■ GIVEN TASK A:
Copy the weekly update from "So… if you want" to "October 11, 2024.".
■ GIVEN TASK B:
In the weekly update, when is the Fieldhouse Playground equipment scheduled to open?
■ GIVEN TASK C:
Can you carry on the weekly update from the point where it stops?

■ TEXT SECTION:
Weekly Update 09/08/2024

Some bits of business…

Future Agendas

Future Agendas is the closest thing the City currently has to a calendar of upcoming City Council topics. It’s not dynamic, ie. you have to click it every time you want to see a new version. And it’s not always accurate. But until we develop a genuine calendar, this can be very useful if there is a particular issue you don’t want to miss.

More Free Steering Wheel Locks!

Des Moines Police Station 21900 11th Ave S, Des Moines, WA 98198

The City has a free steering wheel lock program. I got a couple and distributed them. But I keep getting requests for more, and for vehicles other than the original list. So…

  • Bad news, the City won’t give me anymore. Boo! 😀
  • Good news, they will give you one! 😀 If you go to the Police Station. And the Chief says they have opened up eligibility to other makes of automobiles! Hurrah!

So… if you want a free steering wheel lock, head over to the Police Station 21900 11th Ave S, Des Moines, WA 98198 and pick one up before they run out!

City Manager Stuff

City Manager’s Report September 6, 2024

Apart from the Sporting News:

  • Good news. The Fieldhouse Playground equipment now appears scheduled to open October 11, 2024.
  • Bad news. The 24th Ave. road project will not be opening until 2025.

Fall programs

  • There will be an open house at the Field House for fall programs on September 11.
  • And in one of those, “It’s the little things that count”, details:Registration for all City programs is now at an easy to find link: desmoineswa.gov/registration

SR-509 Stage 2

The virtual open house for SR-509 Stage 2 is now open. Check it out. If yer short on time, here is a direct link to the info most Des Moines residents will want to see: SR 509/24th Avenue South to South 188th Street – I live in, work in, or travel through Des Moines, SeaTac, and southern Burien

If you have questions or concerns about construction at any time, you can always contact our team at our 24-hour hotline, 206-225-0674, or SR509Construction@wsdot.wa.gov.

This Week

Tuesday: Port of Seattle Commission Meeting (Agenda). I should feel bad that their web site has been down for two weeks. But since it hasn’t affected flight ops one little bit? I don’t. 🙂

Wednesday September 11 7:00pm: Key To Change Studios (Des Moines) Open House! Get your kids into the violin and viola!

Thursday September 12 4:00pm Transportation Committee

They will vote to move forward a 50% discount on traffic impact fees for developers of Early Learning Centers. This is one of those things that sound great, but is in fact not because the discount is given to the developer, not the parents. In all likelihood this is just an $85k discount to one person. I have asked my colleagues to vote hard no. BTW, lest you think me some ‘child-hater’, read the packet. Our dev rates are already at the low/mid-market. This is low-hanging fruit in tough budget times.

■ DATASET EXTRACT:
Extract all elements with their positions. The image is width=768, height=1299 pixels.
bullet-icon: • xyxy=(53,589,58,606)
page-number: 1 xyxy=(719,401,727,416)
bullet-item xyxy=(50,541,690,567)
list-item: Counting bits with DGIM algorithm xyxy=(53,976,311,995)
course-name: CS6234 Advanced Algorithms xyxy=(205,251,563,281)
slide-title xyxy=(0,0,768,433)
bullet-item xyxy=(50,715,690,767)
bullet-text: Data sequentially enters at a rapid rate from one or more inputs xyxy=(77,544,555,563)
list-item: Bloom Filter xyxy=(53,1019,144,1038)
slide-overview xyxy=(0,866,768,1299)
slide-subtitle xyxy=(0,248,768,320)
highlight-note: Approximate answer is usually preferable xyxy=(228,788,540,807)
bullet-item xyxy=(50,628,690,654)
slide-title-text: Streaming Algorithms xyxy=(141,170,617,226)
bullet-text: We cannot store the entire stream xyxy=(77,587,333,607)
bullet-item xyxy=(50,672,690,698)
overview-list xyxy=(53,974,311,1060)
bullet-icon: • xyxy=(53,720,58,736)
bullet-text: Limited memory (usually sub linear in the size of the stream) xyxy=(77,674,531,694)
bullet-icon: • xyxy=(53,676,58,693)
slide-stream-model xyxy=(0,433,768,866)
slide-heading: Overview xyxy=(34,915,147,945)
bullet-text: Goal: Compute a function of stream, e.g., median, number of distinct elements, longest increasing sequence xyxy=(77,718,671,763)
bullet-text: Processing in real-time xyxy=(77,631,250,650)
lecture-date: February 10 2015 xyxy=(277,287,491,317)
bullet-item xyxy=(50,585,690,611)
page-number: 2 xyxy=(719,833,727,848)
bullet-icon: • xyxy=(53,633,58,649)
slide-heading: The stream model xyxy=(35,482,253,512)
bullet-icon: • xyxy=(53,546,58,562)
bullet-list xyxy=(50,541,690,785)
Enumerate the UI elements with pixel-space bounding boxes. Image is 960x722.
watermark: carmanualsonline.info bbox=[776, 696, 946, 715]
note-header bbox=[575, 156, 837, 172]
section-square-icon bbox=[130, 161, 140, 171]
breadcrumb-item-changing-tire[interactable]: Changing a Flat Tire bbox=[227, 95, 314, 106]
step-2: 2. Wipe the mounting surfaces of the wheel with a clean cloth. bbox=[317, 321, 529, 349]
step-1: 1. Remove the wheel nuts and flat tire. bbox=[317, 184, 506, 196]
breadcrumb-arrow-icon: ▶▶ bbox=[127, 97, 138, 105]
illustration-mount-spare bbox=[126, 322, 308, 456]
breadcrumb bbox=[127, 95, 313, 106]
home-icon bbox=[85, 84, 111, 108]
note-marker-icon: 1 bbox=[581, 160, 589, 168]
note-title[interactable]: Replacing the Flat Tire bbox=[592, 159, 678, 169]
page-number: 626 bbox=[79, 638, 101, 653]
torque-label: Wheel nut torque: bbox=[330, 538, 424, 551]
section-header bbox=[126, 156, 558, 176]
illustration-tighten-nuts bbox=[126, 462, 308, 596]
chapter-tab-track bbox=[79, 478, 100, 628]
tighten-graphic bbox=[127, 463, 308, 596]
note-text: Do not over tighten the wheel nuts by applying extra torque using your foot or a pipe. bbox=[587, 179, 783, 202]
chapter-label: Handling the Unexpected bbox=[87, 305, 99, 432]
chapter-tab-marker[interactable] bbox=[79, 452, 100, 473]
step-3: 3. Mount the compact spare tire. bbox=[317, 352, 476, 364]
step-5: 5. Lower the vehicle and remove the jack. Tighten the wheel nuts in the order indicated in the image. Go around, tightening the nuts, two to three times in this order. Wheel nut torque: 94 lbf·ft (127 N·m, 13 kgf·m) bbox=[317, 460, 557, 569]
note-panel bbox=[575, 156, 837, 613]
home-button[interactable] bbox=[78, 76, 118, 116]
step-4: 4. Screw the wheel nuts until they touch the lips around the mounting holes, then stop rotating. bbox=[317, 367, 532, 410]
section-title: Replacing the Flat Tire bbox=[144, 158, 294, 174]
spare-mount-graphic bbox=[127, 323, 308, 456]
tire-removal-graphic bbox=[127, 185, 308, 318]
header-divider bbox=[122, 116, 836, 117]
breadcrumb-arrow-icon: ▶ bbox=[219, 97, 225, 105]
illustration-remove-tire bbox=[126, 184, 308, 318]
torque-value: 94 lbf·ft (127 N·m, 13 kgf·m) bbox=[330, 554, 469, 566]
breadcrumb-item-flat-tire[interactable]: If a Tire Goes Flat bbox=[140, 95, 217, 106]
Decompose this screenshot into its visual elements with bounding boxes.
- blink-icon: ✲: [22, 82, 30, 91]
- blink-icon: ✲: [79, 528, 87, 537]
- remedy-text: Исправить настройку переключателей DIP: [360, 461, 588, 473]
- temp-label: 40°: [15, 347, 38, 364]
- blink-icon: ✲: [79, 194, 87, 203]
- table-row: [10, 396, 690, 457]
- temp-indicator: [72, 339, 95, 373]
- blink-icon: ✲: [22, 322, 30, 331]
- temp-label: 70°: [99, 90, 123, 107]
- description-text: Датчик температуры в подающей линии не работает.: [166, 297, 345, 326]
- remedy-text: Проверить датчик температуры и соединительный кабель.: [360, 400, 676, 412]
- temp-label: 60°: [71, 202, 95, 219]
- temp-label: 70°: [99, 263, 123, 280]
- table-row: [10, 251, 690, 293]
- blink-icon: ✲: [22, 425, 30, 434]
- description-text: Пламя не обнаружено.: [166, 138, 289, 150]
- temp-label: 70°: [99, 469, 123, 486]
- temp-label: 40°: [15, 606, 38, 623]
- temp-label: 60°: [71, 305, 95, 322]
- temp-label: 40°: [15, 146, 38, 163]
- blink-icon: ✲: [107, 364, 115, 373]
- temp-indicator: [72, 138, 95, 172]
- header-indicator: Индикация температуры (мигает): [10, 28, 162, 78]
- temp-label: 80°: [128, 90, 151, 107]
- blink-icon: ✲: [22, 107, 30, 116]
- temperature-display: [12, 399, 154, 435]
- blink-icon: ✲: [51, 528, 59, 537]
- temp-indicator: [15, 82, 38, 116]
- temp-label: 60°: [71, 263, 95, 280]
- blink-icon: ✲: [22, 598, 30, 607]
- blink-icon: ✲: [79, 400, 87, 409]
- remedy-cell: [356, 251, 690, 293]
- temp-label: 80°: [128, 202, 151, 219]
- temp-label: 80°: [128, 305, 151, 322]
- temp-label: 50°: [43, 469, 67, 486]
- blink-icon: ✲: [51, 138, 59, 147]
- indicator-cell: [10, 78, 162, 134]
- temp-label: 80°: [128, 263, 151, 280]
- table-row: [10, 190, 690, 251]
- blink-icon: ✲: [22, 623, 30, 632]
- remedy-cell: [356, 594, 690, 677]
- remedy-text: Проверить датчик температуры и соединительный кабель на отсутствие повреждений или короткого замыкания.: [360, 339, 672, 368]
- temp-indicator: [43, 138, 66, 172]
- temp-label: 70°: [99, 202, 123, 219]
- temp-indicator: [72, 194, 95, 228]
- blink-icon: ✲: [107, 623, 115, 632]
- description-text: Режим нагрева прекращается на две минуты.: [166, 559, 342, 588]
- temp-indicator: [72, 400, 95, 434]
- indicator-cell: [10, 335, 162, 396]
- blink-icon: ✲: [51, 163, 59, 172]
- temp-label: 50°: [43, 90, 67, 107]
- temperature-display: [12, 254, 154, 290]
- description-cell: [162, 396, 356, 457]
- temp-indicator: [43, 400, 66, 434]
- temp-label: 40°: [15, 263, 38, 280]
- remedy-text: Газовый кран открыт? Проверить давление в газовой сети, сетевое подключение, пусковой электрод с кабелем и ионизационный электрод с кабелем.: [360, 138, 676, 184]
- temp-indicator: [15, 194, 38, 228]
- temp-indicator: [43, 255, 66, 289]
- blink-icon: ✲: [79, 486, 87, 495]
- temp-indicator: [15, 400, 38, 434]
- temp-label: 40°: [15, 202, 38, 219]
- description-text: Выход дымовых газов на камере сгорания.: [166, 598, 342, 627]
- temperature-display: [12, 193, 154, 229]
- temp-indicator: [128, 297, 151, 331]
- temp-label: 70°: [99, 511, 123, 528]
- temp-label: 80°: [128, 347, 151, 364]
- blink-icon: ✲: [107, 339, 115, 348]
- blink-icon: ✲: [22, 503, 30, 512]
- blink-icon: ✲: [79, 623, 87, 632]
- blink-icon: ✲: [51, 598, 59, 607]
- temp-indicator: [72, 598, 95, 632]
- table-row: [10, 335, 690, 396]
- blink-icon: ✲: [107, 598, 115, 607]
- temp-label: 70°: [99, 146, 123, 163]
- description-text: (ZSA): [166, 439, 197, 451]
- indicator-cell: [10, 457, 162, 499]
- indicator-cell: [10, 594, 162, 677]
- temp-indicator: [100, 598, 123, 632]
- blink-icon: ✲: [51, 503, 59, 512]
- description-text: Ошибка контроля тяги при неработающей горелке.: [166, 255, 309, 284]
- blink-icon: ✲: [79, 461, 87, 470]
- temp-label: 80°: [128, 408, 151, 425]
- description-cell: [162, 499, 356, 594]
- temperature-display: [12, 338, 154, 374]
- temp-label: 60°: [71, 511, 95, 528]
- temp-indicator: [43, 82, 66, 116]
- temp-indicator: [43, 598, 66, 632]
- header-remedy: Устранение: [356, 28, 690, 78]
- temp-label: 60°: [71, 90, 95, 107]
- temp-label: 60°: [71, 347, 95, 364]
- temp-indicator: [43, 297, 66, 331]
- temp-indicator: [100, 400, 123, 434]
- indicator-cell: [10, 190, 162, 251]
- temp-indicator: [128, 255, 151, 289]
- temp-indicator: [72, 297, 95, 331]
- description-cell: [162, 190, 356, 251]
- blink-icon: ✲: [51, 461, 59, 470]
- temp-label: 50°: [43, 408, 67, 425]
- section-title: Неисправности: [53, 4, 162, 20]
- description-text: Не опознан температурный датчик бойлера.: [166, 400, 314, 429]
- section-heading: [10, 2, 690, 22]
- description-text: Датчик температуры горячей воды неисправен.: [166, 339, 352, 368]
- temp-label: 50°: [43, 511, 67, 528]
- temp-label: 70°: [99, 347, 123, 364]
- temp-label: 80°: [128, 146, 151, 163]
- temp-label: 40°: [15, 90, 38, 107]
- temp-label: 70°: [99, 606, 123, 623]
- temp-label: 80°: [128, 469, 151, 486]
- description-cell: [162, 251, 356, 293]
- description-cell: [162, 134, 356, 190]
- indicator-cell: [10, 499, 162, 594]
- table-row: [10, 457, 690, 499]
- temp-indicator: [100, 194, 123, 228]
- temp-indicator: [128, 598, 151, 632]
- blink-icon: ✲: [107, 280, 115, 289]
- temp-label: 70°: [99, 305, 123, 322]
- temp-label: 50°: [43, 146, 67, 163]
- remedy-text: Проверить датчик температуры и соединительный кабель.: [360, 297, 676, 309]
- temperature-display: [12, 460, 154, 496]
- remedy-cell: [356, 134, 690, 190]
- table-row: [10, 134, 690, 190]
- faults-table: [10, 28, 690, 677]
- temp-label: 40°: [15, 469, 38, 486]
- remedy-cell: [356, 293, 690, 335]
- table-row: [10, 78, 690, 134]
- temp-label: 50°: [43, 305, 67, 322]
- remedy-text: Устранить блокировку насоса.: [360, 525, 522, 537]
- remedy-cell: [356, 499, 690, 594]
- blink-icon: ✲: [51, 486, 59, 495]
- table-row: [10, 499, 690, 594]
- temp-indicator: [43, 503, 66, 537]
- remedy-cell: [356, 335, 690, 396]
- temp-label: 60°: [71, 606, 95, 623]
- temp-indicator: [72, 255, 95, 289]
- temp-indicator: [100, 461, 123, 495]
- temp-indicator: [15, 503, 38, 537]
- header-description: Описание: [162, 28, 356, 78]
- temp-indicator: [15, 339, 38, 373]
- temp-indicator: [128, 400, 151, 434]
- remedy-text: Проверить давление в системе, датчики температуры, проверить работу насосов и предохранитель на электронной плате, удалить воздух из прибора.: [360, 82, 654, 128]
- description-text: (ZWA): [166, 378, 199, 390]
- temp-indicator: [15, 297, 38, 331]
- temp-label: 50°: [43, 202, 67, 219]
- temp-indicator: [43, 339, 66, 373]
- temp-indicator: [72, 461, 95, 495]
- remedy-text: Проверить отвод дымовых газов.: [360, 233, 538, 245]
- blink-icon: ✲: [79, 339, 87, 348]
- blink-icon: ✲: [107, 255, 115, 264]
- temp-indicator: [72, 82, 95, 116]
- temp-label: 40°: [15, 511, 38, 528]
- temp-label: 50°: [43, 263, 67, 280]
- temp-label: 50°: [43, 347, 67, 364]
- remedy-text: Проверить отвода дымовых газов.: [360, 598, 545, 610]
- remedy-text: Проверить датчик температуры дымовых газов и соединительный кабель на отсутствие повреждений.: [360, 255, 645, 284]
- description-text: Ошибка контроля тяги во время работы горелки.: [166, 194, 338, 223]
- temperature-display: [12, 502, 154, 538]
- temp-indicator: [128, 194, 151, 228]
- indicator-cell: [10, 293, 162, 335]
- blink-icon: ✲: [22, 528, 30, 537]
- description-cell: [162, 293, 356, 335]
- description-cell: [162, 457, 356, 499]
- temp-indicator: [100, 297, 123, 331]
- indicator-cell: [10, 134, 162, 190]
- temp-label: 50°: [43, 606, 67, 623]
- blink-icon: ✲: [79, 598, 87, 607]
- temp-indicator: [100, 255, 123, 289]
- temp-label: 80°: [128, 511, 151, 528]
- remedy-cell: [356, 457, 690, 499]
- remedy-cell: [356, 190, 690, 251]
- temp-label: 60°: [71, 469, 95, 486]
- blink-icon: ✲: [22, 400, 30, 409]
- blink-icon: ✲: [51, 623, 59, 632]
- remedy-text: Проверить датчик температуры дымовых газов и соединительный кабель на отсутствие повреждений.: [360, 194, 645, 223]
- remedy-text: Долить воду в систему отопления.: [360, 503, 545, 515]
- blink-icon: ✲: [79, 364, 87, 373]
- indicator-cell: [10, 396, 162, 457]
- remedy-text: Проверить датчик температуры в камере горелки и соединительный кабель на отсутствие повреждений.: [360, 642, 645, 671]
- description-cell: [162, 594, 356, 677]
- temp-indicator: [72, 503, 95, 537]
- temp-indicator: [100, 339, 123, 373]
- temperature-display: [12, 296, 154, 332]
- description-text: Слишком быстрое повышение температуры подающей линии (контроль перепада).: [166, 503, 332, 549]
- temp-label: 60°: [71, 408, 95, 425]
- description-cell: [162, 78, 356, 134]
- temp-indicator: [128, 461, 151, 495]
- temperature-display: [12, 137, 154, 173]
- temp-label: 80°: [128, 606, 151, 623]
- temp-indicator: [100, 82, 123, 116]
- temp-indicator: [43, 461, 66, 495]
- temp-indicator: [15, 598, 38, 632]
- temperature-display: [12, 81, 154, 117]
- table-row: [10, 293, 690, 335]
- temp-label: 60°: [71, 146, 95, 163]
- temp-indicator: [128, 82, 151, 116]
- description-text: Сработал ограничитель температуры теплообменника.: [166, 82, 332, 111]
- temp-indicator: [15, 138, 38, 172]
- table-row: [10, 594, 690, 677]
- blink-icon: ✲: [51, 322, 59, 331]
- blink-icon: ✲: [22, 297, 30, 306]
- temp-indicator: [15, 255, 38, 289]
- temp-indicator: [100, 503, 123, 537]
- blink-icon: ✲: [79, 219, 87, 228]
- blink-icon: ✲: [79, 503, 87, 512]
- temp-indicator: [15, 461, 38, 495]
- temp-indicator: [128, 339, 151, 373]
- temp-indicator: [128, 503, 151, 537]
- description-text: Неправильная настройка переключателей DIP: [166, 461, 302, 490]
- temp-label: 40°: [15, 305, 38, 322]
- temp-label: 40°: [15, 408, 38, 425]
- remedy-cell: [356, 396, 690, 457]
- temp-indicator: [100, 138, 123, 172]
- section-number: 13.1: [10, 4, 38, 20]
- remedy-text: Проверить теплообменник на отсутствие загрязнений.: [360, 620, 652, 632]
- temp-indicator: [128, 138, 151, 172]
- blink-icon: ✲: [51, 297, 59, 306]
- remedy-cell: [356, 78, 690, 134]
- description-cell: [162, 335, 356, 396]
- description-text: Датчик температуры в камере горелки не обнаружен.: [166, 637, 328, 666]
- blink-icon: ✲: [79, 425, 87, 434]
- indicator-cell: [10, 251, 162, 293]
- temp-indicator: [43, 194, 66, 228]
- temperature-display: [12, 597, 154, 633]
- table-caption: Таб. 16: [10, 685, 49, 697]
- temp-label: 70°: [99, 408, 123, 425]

■ TASK OUTPUT A:
So… if you want a free steering wheel lock, head over to the Police Station 21900 11th Ave S, Des Moines, WA 98198 and pick one up before they run out!

City Manager Stuff

City Manager’s Report September 6, 2024

Apart from the Sporting News:

  • Good news. The Fieldhouse Playground equipment now appears scheduled to open October 11, 2024.

■ TASK OUTPUT B:
October 11, 2024.

■ TASK OUTPUT C:
Thursday September 12 5:00pm Environment Committee We’ll get an update on the Poverty Bay Shellfish District. (Look at the maps for background.) We’ll also get an update on the SWM 6-year capital budget. A nice touch, is the addition of a summary page which shows just how much moolah it takes to keep all these drains flowing.

Thursday 6:00pm City Council Regular Meeting Agenda
Highlights:

  • We’ll vote to approve renewing Peter Philips ferry consulting contract. I have many concerns. One that it is being re-branded as not coming from the General Fund. It is coming from the Lodging Tax fund, on which Mr. Philips was sitting as of December, 2023. I do not believe it is appropriate. It is also being branded as general economic development work (since we no longer have Michael Matthias as economic development director. It has been re-jiggered from a ‘pilot program’ which wasted hundreds of thousands of dollars, now continuing to pay Mr. Philips and another consultant to lobby King County to create such a program? And then there is the small matter that the whole thing has always been, and continues to be, insane.
December 2023 roster. Matt Mahoney, Council representative.
  • We will re-visit the ARPA re-allocation we did not decide on last week. I’m not sure what good it will do unless someone pulls a fast one. This is the last $614,000 of a $9,000,000 tranche that was meant to ‘build back better’. We used it to plug budget holes.
  • There will be a presentation on a fairly straightforward item discussed in the Finance Committee to raise business license fees. Spoiler alert: our rates were lower than other cities. This just brings them more into line.

Des Moines Creek West ‘Tract C’ LUA2013-0036

But the biggee is a Public Hearing to approve the purchase of a little sliver of land necessary to expand the Des Moines Creek Business Park West. As far as I can tell, it’s been laying dormant since about 2016.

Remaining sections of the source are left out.